- _GIVEN INSTRUCTION_
From the listing, collect all lines containing the word "pororum".

- _SUPPLIED MATERIAL_
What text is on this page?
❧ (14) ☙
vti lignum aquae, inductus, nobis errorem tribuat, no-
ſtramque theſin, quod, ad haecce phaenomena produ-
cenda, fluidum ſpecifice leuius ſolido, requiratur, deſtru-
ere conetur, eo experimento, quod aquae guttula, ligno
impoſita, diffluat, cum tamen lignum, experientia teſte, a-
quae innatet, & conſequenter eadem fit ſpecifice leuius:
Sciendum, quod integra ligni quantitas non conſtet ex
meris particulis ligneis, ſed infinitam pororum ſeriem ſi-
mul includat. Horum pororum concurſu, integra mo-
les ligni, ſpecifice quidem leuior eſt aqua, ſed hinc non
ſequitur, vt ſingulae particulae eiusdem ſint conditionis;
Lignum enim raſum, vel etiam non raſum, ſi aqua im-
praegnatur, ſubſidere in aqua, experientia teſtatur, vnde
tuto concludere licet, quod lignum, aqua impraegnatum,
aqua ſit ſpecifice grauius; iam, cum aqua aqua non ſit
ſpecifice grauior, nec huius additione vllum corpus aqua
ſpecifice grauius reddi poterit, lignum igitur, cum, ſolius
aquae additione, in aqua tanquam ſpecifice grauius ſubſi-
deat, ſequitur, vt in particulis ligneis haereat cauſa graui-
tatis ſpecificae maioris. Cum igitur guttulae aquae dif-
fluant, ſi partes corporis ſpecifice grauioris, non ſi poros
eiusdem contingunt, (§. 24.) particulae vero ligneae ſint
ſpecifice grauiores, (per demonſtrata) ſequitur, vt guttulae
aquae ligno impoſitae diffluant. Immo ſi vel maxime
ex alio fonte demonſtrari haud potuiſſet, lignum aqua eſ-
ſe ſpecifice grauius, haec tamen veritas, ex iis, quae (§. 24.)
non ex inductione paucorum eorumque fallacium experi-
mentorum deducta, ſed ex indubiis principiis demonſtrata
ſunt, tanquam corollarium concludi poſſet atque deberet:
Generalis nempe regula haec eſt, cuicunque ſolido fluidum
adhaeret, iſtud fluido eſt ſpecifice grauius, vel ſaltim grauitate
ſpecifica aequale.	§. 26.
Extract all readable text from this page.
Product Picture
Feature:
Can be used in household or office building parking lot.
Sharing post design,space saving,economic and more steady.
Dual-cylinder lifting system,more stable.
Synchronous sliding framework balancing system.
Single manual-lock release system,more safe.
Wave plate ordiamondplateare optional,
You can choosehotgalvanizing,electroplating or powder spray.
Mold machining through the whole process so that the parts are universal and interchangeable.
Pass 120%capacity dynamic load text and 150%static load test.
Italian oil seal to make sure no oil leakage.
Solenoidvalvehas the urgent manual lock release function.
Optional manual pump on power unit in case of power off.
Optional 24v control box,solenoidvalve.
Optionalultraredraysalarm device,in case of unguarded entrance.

- _RESULT FOR THIS EXERCISE_
meris particulis ligneis, ſed infinitam pororum ſeriem ſi-
mul includat. Horum pororum concurſu, integra mo-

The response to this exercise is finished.